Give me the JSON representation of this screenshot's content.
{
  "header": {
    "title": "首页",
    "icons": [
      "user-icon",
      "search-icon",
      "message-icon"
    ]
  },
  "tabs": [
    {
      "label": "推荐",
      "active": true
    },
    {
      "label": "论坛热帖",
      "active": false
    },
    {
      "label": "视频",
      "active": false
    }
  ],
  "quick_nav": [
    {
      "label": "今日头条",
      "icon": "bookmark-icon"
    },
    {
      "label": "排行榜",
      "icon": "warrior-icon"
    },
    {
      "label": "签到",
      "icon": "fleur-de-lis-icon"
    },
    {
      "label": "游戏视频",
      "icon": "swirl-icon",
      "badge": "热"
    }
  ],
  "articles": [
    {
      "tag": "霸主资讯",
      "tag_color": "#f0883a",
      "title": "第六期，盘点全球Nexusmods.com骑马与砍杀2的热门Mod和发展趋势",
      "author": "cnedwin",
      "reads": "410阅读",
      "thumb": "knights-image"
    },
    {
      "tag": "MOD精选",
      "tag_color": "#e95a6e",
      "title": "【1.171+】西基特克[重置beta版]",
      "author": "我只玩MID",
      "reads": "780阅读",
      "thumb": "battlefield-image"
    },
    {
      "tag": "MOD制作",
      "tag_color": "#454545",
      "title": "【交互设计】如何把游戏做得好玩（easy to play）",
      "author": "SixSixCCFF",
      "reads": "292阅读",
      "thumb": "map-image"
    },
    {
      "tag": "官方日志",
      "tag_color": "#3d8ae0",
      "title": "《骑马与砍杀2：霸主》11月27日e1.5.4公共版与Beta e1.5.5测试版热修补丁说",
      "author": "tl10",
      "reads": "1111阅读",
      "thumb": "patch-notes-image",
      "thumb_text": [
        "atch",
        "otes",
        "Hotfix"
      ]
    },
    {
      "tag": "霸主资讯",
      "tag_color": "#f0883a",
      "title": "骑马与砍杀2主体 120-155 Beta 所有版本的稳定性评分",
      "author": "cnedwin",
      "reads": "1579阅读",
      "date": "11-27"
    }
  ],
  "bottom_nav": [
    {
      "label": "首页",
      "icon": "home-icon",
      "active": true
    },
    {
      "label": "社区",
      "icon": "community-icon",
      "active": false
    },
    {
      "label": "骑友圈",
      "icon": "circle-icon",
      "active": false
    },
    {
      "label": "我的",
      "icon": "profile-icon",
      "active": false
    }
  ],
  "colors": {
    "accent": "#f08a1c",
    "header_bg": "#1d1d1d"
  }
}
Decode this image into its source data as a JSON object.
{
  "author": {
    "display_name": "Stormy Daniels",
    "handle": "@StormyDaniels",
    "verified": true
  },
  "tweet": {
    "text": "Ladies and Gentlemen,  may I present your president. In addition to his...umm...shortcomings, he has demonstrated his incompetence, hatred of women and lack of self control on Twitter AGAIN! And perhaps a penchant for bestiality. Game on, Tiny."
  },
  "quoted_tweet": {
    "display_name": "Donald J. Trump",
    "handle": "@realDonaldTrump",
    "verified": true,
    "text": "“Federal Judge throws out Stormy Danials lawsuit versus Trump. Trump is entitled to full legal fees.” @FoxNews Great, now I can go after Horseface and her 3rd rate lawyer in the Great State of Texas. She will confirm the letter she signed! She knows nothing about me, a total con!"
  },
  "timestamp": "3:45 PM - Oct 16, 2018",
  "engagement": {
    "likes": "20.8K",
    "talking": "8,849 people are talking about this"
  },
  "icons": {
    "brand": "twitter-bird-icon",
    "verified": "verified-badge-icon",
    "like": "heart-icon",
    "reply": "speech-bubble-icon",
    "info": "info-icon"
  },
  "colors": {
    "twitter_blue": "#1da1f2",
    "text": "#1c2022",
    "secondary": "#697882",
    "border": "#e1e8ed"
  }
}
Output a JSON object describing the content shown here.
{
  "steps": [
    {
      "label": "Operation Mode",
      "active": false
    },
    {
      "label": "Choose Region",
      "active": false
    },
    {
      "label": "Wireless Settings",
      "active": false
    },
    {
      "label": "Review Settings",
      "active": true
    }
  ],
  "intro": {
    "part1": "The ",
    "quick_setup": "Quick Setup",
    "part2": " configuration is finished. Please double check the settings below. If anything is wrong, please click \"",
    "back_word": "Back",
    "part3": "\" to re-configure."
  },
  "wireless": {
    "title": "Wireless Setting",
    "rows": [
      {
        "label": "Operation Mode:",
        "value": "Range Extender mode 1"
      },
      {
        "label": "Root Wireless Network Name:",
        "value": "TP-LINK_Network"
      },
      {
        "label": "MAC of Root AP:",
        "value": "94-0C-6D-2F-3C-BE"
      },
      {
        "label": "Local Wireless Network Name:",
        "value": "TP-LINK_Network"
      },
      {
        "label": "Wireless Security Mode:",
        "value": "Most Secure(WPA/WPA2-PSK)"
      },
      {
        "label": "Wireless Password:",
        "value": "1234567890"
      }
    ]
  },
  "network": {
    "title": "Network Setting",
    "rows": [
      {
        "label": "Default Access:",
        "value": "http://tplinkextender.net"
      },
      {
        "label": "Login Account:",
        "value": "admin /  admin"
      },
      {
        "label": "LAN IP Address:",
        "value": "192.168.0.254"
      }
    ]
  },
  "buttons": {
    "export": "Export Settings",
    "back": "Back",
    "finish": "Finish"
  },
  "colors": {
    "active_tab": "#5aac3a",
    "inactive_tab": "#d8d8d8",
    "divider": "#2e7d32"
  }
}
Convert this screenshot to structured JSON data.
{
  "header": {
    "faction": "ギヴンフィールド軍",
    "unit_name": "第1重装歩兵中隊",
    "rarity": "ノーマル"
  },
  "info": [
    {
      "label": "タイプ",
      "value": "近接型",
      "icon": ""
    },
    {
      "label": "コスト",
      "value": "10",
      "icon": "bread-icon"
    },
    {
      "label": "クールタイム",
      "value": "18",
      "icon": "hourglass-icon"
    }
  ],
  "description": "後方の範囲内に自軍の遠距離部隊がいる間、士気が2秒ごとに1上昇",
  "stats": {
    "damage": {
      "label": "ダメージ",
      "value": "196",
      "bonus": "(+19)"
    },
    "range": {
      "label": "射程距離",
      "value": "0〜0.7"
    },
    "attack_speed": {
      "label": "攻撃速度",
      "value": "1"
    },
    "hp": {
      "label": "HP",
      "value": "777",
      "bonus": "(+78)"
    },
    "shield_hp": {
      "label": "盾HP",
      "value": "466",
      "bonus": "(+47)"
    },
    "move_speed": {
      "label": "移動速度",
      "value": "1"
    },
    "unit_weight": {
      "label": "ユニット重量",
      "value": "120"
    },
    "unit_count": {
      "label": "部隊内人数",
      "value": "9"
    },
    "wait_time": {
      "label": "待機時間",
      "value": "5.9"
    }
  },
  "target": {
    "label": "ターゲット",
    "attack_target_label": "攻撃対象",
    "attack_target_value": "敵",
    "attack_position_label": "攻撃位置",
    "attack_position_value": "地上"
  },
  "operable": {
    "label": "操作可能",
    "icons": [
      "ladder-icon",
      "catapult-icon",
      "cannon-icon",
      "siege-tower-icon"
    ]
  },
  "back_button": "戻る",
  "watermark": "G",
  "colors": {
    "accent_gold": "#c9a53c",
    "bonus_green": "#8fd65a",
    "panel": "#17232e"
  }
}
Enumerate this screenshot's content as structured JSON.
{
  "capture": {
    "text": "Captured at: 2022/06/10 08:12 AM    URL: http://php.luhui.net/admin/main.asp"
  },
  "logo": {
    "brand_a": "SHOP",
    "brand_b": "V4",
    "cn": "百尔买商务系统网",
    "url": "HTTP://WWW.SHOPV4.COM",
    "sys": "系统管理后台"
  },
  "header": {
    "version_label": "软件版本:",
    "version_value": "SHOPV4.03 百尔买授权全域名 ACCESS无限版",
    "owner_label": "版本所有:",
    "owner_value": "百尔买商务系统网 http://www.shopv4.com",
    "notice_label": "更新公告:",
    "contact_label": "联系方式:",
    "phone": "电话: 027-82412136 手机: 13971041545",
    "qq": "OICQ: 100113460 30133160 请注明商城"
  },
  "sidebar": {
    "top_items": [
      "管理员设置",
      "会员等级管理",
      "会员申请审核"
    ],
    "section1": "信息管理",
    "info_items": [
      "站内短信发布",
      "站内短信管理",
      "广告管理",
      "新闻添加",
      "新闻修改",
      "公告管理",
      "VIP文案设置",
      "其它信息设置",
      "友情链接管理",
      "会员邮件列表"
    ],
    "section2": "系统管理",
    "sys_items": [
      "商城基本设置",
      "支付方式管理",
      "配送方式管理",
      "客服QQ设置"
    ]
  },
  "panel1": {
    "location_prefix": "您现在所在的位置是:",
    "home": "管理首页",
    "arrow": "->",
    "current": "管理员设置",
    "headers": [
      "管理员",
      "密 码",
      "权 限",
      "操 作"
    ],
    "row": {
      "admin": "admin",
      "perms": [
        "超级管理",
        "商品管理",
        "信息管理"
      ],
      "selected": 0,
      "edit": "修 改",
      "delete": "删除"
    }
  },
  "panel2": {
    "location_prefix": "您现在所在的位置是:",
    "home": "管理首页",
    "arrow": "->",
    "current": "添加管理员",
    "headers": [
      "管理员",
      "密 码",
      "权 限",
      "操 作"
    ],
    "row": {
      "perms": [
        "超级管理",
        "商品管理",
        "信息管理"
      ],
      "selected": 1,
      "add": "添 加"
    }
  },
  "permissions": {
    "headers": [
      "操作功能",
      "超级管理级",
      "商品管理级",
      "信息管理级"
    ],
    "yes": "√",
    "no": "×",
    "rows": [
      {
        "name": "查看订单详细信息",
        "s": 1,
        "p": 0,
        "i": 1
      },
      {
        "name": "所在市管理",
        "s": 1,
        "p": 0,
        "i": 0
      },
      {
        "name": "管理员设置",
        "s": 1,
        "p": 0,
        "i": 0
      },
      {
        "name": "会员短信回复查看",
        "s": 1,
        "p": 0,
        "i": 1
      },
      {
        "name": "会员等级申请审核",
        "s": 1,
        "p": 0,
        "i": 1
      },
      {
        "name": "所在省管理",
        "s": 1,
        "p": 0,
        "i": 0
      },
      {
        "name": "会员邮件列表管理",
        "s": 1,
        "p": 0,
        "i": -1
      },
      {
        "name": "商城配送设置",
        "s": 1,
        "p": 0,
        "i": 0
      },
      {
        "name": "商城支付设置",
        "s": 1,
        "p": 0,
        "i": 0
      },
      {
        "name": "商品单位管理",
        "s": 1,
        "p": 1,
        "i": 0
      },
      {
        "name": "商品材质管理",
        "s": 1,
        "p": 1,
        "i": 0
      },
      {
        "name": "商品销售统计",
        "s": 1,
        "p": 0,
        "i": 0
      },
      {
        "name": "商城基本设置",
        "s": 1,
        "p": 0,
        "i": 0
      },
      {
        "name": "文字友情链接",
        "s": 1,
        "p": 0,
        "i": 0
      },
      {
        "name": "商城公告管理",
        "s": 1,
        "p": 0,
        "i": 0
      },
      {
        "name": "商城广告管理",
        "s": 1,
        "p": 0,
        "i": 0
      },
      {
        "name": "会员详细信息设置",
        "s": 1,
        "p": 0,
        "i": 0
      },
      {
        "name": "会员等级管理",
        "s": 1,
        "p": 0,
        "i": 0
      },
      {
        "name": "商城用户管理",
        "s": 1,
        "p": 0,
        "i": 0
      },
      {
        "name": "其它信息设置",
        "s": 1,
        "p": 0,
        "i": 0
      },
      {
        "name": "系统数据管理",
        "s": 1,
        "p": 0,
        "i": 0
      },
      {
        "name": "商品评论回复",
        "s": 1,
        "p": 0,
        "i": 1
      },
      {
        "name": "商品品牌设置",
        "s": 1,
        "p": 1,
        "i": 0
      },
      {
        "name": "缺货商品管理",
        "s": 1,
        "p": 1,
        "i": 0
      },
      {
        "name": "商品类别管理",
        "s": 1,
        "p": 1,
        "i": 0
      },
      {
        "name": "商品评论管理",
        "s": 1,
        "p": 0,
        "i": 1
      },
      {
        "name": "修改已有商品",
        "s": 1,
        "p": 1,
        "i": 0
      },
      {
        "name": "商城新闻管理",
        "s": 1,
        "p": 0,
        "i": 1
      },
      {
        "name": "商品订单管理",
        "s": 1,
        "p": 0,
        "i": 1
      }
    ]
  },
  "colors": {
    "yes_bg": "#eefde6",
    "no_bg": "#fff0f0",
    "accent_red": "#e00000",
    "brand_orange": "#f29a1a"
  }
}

Work to complete. Gather every line containing the word "handle" and copy it.

Exercise solution.
    "handle": "@StormyDaniels",
    "handle": "@realDonaldTrump",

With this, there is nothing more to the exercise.